• [Rows]
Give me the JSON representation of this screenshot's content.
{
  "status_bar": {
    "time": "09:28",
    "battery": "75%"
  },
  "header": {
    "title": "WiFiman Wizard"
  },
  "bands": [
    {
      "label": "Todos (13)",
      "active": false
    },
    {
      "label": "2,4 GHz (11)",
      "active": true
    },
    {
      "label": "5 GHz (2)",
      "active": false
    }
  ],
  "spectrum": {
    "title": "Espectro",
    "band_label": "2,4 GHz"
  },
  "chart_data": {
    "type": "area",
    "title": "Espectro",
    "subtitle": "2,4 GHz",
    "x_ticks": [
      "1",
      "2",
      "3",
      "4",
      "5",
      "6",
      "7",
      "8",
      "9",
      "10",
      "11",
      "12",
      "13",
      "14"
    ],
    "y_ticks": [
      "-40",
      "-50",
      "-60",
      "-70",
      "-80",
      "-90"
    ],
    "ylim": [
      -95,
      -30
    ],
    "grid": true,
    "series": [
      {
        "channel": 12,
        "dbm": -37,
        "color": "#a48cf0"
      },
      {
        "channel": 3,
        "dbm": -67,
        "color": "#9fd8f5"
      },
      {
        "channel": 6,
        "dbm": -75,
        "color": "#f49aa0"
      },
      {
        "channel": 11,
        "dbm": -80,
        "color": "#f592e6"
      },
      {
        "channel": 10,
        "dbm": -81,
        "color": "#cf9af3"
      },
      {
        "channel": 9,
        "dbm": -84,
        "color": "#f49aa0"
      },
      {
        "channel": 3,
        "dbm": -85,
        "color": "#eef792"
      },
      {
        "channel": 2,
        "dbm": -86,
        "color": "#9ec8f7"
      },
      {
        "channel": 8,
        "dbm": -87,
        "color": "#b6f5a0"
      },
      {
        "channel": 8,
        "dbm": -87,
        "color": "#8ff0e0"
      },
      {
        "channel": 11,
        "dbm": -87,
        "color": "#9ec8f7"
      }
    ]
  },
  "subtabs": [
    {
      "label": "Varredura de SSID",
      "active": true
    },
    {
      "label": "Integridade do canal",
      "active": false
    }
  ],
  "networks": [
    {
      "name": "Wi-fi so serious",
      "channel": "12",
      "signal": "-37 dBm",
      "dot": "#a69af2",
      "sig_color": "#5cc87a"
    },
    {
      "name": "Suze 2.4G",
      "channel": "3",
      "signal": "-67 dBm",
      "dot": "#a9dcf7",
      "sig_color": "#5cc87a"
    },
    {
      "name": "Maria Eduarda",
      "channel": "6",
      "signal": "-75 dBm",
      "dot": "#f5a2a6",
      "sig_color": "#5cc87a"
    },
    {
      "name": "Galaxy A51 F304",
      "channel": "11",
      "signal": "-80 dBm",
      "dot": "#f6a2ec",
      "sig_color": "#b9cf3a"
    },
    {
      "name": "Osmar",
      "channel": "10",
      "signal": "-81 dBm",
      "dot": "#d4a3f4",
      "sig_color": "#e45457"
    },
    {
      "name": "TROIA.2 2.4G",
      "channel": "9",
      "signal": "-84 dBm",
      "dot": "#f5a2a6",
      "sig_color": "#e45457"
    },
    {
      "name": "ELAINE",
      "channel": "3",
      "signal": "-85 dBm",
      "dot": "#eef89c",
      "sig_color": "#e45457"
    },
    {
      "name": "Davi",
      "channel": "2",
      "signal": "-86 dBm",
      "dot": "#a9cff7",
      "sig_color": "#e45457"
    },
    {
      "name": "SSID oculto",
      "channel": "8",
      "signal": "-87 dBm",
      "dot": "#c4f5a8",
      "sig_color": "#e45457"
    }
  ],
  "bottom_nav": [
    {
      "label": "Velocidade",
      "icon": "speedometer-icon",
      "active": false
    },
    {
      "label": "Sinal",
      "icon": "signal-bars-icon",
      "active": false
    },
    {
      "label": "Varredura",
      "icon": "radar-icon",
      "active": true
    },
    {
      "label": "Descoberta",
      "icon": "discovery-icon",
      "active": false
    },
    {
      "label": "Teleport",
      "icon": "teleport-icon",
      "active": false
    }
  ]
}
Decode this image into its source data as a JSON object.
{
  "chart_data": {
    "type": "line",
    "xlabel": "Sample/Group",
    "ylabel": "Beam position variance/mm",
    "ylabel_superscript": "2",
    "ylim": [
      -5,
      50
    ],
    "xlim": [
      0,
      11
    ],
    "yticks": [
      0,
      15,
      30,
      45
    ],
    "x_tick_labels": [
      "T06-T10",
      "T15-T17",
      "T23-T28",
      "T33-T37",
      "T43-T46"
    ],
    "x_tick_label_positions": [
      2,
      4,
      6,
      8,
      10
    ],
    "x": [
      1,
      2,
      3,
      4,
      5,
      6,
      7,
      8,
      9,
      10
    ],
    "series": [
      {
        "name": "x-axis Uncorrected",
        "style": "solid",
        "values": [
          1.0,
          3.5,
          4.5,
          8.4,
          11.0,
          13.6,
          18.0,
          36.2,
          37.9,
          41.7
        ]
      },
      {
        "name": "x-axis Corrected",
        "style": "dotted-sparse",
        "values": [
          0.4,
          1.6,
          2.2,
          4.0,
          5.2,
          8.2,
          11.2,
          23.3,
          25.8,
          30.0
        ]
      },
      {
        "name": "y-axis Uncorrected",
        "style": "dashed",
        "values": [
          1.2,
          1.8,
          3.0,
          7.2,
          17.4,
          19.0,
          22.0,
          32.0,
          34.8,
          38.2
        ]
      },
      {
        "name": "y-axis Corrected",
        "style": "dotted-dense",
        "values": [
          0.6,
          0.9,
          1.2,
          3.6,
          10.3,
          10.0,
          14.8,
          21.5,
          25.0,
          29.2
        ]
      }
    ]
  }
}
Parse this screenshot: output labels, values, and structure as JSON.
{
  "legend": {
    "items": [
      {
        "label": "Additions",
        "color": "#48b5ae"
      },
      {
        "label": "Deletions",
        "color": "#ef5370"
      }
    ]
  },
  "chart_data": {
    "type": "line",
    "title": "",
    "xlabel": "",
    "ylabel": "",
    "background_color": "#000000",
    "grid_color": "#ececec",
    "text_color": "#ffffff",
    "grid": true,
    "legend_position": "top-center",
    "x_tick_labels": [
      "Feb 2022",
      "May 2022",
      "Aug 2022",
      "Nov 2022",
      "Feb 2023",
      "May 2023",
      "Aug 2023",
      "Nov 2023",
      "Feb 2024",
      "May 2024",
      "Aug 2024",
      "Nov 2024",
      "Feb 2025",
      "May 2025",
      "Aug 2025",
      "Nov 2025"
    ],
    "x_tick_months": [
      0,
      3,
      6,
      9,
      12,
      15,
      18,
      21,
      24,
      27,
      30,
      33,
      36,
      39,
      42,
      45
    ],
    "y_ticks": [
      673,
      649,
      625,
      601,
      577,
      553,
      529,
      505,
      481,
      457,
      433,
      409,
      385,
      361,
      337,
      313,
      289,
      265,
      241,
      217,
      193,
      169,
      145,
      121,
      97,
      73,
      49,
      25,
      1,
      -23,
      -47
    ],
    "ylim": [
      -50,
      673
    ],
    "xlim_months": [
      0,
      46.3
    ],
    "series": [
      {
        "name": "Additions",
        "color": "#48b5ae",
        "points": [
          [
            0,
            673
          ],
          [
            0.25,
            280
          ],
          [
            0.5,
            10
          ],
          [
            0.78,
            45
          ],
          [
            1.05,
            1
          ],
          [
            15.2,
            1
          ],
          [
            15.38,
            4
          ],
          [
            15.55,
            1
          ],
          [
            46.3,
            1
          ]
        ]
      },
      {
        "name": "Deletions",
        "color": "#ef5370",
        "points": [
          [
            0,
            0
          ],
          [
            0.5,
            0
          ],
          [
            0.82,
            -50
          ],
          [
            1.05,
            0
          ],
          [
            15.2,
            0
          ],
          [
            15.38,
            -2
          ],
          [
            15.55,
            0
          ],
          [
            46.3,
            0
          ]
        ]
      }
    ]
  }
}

• [What you are asked to do]
Collect the lines of the records that include the string "style".

• [Answer to the exercise]
        "style": "solid",
        "style": "dotted-sparse",
        "style": "dashed",
        "style": "dotted-dense",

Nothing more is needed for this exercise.